— begin Raw data —

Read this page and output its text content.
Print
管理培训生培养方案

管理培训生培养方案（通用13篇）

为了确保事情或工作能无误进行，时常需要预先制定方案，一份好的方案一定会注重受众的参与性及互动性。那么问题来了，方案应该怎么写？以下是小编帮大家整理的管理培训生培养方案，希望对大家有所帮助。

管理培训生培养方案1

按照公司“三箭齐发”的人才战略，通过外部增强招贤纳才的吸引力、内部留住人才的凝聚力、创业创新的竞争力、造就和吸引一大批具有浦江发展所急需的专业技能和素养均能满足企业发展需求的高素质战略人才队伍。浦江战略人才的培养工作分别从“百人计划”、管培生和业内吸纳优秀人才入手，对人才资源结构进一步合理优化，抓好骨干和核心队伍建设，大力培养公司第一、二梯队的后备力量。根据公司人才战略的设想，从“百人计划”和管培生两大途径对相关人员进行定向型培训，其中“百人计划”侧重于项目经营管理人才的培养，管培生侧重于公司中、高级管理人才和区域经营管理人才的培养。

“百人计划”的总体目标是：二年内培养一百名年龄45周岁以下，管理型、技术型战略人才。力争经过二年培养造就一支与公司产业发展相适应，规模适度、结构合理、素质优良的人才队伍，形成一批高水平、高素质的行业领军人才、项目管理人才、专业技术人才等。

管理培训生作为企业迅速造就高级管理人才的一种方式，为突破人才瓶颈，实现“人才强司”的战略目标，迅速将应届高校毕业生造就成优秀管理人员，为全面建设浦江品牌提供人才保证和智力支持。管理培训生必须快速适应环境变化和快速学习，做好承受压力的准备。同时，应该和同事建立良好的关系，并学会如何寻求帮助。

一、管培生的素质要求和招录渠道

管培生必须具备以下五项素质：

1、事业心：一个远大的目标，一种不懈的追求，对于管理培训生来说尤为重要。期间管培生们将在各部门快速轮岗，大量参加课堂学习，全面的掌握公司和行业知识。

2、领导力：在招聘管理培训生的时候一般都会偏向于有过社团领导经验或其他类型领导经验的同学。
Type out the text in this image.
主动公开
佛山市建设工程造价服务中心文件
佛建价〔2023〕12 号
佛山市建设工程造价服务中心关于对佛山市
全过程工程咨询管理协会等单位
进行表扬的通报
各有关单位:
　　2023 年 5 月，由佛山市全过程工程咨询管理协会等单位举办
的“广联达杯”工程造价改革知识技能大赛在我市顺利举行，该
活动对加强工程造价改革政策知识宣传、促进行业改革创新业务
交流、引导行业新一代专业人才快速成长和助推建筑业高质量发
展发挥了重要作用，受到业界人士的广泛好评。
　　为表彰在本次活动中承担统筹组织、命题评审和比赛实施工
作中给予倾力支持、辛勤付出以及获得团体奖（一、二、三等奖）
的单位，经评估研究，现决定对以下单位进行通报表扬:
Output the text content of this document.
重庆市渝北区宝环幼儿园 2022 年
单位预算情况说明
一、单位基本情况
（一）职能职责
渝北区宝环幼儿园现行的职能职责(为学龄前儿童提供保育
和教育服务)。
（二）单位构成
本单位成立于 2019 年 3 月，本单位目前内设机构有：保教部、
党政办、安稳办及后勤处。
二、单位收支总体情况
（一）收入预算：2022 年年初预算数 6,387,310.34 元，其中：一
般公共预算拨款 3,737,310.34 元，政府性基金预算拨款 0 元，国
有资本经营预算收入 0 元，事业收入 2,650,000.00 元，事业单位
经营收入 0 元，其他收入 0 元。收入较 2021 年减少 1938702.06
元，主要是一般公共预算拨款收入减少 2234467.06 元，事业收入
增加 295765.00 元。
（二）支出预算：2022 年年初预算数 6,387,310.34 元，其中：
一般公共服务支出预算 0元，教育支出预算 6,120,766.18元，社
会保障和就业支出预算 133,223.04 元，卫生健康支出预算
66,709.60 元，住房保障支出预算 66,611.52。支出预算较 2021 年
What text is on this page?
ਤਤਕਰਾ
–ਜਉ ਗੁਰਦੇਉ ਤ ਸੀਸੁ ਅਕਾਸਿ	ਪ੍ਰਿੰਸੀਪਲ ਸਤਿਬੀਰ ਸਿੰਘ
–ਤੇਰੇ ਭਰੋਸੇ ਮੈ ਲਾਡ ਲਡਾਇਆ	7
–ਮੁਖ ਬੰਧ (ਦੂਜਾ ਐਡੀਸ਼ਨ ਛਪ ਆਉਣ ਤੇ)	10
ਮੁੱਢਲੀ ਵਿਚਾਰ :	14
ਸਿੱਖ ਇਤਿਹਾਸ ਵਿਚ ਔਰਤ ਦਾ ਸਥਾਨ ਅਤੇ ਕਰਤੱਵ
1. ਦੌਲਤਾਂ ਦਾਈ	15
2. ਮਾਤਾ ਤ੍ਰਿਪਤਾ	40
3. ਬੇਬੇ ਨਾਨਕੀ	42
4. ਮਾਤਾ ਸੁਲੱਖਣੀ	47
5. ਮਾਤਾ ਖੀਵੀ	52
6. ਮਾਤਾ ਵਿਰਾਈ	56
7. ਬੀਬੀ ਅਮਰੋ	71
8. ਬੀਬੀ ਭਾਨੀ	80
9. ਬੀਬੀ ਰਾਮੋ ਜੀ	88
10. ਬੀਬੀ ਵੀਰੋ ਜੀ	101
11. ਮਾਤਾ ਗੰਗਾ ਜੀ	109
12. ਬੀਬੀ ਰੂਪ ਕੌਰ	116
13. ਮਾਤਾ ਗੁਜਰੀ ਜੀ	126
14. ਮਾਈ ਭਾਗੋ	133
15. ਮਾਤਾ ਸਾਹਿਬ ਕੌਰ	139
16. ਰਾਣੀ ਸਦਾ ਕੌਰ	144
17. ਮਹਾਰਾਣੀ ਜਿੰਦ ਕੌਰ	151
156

— end Raw data —

[Exercise prompt] Reproduce all of the data exactly as given.

[Response for this exercise]
Read this page and output its text content.
Print
管理培训生培养方案

管理培训生培养方案（通用13篇）

为了确保事情或工作能无误进行，时常需要预先制定方案，一份好的方案一定会注重受众的参与性及互动性。那么问题来了，方案应该怎么写？以下是小编帮大家整理的管理培训生培养方案，希望对大家有所帮助。

管理培训生培养方案1

按照公司“三箭齐发”的人才战略，通过外部增强招贤纳才的吸引力、内部留住人才的凝聚力、创业创新的竞争力、造就和吸引一大批具有浦江发展所急需的专业技能和素养均能满足企业发展需求的高素质战略人才队伍。浦江战略人才的培养工作分别从“百人计划”、管培生和业内吸纳优秀人才入手，对人才资源结构进一步合理优化，抓好骨干和核心队伍建设，大力培养公司第一、二梯队的后备力量。根据公司人才战略的设想，从“百人计划”和管培生两大途径对相关人员进行定向型培训，其中“百人计划”侧重于项目经营管理人才的培养，管培生侧重于公司中、高级管理人才和区域经营管理人才的培养。

“百人计划”的总体目标是：二年内培养一百名年龄45周岁以下，管理型、技术型战略人才。力争经过二年培养造就一支与公司产业发展相适应，规模适度、结构合理、素质优良的人才队伍，形成一批高水平、高素质的行业领军人才、项目管理人才、专业技术人才等。

管理培训生作为企业迅速造就高级管理人才的一种方式，为突破人才瓶颈，实现“人才强司”的战略目标，迅速将应届高校毕业生造就成优秀管理人员，为全面建设浦江品牌提供人才保证和智力支持。管理培训生必须快速适应环境变化和快速学习，做好承受压力的准备。同时，应该和同事建立良好的关系，并学会如何寻求帮助。

一、管培生的素质要求和招录渠道

管培生必须具备以下五项素质：

1、事业心：一个远大的目标，一种不懈的追求，对于管理培训生来说尤为重要。期间管培生们将在各部门快速轮岗，大量参加课堂学习，全面的掌握公司和行业知识。

2、领导力：在招聘管理培训生的时候一般都会偏向于有过社团领导经验或其他类型领导经验的同学。
Type out the text in this image.
主动公开
佛山市建设工程造价服务中心文件
佛建价〔2023〕12 号
佛山市建设工程造价服务中心关于对佛山市
全过程工程咨询管理协会等单位
进行表扬的通报
各有关单位:
　　2023 年 5 月，由佛山市全过程工程咨询管理协会等单位举办
的“广联达杯”工程造价改革知识技能大赛在我市顺利举行，该
活动对加强工程造价改革政策知识宣传、促进行业改革创新业务
交流、引导行业新一代专业人才快速成长和助推建筑业高质量发
展发挥了重要作用，受到业界人士的广泛好评。
　　为表彰在本次活动中承担统筹组织、命题评审和比赛实施工
作中给予倾力支持、辛勤付出以及获得团体奖（一、二、三等奖）
的单位，经评估研究，现决定对以下单位进行通报表扬:
Output the text content of this document.
重庆市渝北区宝环幼儿园 2022 年
单位预算情况说明
一、单位基本情况
（一）职能职责
渝北区宝环幼儿园现行的职能职责(为学龄前儿童提供保育
和教育服务)。
（二）单位构成
本单位成立于 2019 年 3 月，本单位目前内设机构有：保教部、
党政办、安稳办及后勤处。
二、单位收支总体情况
（一）收入预算：2022 年年初预算数 6,387,310.34 元，其中：一
般公共预算拨款 3,737,310.34 元，政府性基金预算拨款 0 元，国
有资本经营预算收入 0 元，事业收入 2,650,000.00 元，事业单位
经营收入 0 元，其他收入 0 元。收入较 2021 年减少 1938702.06
元，主要是一般公共预算拨款收入减少 2234467.06 元，事业收入
增加 295765.00 元。
（二）支出预算：2022 年年初预算数 6,387,310.34 元，其中：
一般公共服务支出预算 0元，教育支出预算 6,120,766.18元，社
会保障和就业支出预算 133,223.04 元，卫生健康支出预算
66,709.60 元，住房保障支出预算 66,611.52。支出预算较 2021 年
What text is on this page?
ਤਤਕਰਾ
–ਜਉ ਗੁਰਦੇਉ ਤ ਸੀਸੁ ਅਕਾਸਿ	ਪ੍ਰਿੰਸੀਪਲ ਸਤਿਬੀਰ ਸਿੰਘ
–ਤੇਰੇ ਭਰੋਸੇ ਮੈ ਲਾਡ ਲਡਾਇਆ	7
–ਮੁਖ ਬੰਧ (ਦੂਜਾ ਐਡੀਸ਼ਨ ਛਪ ਆਉਣ ਤੇ)	10
ਮੁੱਢਲੀ ਵਿਚਾਰ :	14
ਸਿੱਖ ਇਤਿਹਾਸ ਵਿਚ ਔਰਤ ਦਾ ਸਥਾਨ ਅਤੇ ਕਰਤੱਵ
1. ਦੌਲਤਾਂ ਦਾਈ	15
2. ਮਾਤਾ ਤ੍ਰਿਪਤਾ	40
3. ਬੇਬੇ ਨਾਨਕੀ	42
4. ਮਾਤਾ ਸੁਲੱਖਣੀ	47
5. ਮਾਤਾ ਖੀਵੀ	52
6. ਮਾਤਾ ਵਿਰਾਈ	56
7. ਬੀਬੀ ਅਮਰੋ	71
8. ਬੀਬੀ ਭਾਨੀ	80
9. ਬੀਬੀ ਰਾਮੋ ਜੀ	88
10. ਬੀਬੀ ਵੀਰੋ ਜੀ	101
11. ਮਾਤਾ ਗੰਗਾ ਜੀ	109
12. ਬੀਬੀ ਰੂਪ ਕੌਰ	116
13. ਮਾਤਾ ਗੁਜਰੀ ਜੀ	126
14. ਮਾਈ ਭਾਗੋ	133
15. ਮਾਤਾ ਸਾਹਿਬ ਕੌਰ	139
16. ਰਾਣੀ ਸਦਾ ਕੌਰ	144
17. ਮਹਾਰਾਣੀ ਜਿੰਦ ਕੌਰ	151
156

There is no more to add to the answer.